Problem description |
The records that follow are to be repeated exactly, with the pictures removed.

Collected data:

-- -- --

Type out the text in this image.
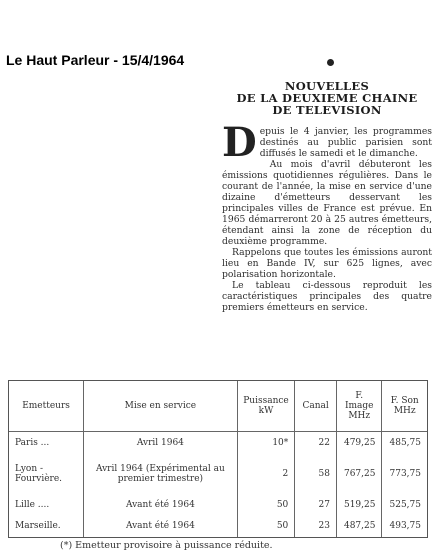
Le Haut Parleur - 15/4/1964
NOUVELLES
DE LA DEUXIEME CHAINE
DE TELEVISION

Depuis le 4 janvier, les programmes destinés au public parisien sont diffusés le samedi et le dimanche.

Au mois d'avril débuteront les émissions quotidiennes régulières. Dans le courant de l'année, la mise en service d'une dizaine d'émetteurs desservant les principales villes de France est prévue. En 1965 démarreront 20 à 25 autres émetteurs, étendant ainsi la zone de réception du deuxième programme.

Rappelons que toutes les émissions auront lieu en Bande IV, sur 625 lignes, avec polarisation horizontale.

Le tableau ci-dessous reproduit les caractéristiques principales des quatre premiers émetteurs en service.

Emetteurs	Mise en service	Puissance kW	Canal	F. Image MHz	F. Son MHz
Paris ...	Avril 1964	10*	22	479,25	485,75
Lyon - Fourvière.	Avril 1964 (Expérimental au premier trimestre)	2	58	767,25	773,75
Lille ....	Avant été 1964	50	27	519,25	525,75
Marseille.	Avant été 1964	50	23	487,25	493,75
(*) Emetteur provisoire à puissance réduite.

-- -- --

Exercise response |
Type out the text in this image.
Le Haut Parleur - 15/4/1964
NOUVELLES
DE LA DEUXIEME CHAINE
DE TELEVISION

Depuis le 4 janvier, les programmes destinés au public parisien sont diffusés le samedi et le dimanche.

Au mois d'avril débuteront les émissions quotidiennes régulières. Dans le courant de l'année, la mise en service d'une dizaine d'émetteurs desservant les principales villes de France est prévue. En 1965 démarreront 20 à 25 autres émetteurs, étendant ainsi la zone de réception du deuxième programme.

Rappelons que toutes les émissions auront lieu en Bande IV, sur 625 lignes, avec polarisation horizontale.

Le tableau ci-dessous reproduit les caractéristiques principales des quatre premiers émetteurs en service.

Emetteurs	Mise en service	Puissance kW	Canal	F. Image MHz	F. Son MHz
Paris ...	Avril 1964	10*	22	479,25	485,75
Lyon - Fourvière.	Avril 1964 (Expérimental au premier trimestre)	2	58	767,25	773,75
Lille ....	Avant été 1964	50	27	519,25	525,75
Marseille.	Avant été 1964	50	23	487,25	493,75
(*) Emetteur provisoire à puissance réduite.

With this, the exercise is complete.